EXERCISE DETAILS — Reproduce the items word for word, from the first line through the line that contains "- junction-dot: [524, 133, 530, 139]", with both of those lines included.

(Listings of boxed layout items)
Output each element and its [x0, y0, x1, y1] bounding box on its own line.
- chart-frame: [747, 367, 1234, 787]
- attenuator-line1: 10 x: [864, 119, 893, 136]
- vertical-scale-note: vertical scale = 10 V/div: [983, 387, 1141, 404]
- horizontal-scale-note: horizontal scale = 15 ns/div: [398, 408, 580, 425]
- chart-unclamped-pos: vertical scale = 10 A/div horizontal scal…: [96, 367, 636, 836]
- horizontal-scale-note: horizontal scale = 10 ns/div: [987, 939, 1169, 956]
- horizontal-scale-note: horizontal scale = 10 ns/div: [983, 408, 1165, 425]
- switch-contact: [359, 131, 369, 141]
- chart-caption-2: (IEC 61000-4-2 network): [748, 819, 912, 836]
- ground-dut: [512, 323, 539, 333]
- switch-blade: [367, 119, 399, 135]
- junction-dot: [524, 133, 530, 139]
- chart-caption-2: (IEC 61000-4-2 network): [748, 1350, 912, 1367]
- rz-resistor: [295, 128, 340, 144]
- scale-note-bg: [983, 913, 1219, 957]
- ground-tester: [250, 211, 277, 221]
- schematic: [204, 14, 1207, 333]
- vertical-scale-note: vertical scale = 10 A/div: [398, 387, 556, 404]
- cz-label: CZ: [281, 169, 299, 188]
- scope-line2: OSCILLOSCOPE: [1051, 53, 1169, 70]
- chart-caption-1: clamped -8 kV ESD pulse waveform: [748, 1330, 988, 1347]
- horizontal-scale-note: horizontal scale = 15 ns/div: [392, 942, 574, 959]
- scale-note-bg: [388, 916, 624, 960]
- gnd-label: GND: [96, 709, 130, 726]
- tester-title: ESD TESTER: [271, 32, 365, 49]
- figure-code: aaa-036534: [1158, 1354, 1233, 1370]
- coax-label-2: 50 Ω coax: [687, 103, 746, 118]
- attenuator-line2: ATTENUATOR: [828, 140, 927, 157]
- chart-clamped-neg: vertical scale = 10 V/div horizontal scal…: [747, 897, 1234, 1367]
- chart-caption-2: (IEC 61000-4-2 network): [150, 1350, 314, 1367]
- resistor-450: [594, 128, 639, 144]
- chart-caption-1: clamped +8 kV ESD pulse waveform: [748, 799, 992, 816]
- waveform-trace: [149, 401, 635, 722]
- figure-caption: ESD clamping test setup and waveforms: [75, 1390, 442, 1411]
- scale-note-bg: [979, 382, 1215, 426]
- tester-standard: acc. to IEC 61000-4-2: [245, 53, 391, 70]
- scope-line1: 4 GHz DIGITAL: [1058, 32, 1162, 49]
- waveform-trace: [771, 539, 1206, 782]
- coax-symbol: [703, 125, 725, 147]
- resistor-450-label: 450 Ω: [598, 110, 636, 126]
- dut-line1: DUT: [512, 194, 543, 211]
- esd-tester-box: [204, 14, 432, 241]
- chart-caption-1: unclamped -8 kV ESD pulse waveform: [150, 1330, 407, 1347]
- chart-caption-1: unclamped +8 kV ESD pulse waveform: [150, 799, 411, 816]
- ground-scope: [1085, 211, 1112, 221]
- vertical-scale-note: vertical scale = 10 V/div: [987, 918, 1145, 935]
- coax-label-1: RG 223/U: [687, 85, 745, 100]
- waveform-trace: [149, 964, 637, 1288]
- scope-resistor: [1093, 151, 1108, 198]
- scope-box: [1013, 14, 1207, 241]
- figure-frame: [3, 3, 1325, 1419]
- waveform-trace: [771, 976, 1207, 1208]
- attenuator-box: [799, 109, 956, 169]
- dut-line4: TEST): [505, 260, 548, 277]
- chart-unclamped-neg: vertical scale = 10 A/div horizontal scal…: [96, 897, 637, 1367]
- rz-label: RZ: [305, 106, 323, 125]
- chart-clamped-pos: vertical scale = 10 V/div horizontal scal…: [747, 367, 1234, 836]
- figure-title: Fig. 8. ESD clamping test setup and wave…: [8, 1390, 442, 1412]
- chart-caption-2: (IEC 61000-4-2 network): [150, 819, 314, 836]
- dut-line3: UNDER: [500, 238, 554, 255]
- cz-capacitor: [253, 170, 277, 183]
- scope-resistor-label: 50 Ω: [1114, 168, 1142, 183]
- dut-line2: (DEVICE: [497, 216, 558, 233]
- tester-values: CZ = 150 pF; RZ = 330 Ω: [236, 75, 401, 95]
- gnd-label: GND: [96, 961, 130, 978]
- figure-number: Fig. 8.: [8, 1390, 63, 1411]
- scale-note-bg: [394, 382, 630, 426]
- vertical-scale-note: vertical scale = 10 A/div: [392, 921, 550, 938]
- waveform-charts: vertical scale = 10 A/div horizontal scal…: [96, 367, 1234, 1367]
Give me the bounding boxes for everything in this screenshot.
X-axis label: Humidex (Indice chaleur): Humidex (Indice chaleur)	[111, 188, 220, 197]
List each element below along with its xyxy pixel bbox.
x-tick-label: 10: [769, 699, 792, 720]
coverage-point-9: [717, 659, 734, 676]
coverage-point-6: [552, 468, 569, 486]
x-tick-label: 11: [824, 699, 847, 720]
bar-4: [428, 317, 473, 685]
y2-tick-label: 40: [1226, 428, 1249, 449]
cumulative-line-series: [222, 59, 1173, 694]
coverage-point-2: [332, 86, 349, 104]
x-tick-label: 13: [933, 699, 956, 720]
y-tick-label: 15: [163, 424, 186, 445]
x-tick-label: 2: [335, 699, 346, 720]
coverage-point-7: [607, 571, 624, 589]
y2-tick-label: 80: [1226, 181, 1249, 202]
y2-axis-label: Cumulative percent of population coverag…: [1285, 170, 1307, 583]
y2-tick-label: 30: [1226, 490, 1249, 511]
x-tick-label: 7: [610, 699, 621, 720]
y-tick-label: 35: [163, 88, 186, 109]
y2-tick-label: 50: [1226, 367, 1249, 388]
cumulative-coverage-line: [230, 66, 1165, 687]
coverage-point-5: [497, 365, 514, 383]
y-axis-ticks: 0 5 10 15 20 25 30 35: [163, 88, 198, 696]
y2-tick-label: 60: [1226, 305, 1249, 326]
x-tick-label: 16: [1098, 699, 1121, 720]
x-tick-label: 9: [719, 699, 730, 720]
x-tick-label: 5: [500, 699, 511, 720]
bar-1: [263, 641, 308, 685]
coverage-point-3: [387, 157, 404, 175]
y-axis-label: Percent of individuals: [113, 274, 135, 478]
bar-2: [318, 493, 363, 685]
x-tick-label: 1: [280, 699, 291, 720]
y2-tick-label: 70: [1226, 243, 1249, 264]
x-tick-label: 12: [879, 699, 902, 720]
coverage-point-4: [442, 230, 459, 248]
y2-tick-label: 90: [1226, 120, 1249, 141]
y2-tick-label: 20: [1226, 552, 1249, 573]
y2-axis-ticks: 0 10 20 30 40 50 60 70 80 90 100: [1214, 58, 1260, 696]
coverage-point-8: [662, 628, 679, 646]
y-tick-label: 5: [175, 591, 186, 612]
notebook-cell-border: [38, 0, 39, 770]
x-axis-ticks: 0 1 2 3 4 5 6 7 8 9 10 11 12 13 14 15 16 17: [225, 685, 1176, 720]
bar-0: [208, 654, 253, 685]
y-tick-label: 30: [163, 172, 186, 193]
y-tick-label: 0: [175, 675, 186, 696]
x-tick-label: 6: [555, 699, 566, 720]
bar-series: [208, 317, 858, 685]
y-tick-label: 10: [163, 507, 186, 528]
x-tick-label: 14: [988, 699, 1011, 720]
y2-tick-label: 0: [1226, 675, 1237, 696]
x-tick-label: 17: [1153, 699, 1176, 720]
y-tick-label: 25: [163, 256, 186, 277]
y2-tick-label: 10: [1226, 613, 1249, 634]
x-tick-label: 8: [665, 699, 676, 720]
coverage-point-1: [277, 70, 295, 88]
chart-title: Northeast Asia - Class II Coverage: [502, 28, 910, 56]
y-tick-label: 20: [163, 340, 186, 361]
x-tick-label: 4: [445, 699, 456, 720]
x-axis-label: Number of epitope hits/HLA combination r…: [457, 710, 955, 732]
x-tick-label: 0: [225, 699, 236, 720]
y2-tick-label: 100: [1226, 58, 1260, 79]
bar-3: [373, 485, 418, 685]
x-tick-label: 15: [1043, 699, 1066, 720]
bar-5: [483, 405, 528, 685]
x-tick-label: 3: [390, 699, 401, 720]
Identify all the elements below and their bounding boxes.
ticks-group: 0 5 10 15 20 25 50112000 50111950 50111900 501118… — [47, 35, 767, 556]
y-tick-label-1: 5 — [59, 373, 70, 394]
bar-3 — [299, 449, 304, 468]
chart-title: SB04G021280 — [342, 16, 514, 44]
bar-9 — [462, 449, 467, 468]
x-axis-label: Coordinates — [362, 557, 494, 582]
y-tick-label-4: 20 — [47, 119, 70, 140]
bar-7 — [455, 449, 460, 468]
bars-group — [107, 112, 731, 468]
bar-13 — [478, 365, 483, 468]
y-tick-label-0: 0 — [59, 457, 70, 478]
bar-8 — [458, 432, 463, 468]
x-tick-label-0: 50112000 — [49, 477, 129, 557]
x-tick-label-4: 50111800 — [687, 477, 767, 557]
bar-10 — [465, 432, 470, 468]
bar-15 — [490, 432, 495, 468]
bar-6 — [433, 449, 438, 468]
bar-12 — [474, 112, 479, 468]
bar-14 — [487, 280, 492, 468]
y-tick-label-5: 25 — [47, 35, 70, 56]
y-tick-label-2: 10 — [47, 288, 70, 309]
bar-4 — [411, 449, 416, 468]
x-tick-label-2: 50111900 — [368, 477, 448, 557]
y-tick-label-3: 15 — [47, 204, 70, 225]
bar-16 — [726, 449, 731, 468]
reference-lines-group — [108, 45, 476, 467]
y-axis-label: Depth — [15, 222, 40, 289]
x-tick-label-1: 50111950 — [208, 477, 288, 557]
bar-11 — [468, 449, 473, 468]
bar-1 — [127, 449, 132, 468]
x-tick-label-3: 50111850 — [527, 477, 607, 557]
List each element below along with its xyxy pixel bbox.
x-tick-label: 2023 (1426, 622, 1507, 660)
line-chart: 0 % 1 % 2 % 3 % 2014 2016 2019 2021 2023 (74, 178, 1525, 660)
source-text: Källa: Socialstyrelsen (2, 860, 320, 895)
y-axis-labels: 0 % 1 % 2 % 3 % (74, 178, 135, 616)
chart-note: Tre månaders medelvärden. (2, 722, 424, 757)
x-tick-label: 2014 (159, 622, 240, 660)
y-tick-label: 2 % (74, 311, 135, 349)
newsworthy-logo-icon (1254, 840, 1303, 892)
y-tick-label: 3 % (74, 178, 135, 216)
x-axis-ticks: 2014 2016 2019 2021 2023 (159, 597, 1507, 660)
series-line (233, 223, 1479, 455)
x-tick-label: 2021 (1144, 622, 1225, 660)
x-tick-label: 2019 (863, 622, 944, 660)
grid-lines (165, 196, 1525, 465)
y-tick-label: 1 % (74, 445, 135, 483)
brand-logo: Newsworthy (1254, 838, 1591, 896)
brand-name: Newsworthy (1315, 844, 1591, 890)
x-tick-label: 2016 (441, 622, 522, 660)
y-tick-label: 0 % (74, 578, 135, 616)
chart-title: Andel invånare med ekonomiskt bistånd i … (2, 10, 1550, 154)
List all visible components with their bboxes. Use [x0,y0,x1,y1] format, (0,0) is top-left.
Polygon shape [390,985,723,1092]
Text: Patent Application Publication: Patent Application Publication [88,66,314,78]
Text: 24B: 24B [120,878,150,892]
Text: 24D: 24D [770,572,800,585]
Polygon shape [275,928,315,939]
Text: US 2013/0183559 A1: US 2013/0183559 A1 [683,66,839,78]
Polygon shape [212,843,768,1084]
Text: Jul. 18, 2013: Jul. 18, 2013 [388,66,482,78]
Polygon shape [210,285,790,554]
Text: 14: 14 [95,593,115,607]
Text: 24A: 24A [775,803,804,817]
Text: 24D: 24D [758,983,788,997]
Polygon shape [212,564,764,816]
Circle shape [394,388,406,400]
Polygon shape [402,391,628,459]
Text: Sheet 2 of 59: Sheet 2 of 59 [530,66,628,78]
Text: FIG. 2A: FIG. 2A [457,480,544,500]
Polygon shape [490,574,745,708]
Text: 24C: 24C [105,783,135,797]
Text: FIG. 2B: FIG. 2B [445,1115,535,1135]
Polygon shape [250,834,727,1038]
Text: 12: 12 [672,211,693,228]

WRITTEN ANSWER —
Output each element and its [x0, y0, x1, y1] bounding box on its own line.
- chart-frame: [747, 367, 1234, 787]
- attenuator-line1: 10 x: [864, 119, 893, 136]
- vertical-scale-note: vertical scale = 10 V/div: [983, 387, 1141, 404]
- horizontal-scale-note: horizontal scale = 15 ns/div: [398, 408, 580, 425]
- chart-unclamped-pos: vertical scale = 10 A/div horizontal scal…: [96, 367, 636, 836]
- horizontal-scale-note: horizontal scale = 10 ns/div: [987, 939, 1169, 956]
- horizontal-scale-note: horizontal scale = 10 ns/div: [983, 408, 1165, 425]
- switch-contact: [359, 131, 369, 141]
- chart-caption-2: (IEC 61000-4-2 network): [748, 819, 912, 836]
- ground-dut: [512, 323, 539, 333]
- switch-blade: [367, 119, 399, 135]
- junction-dot: [524, 133, 530, 139]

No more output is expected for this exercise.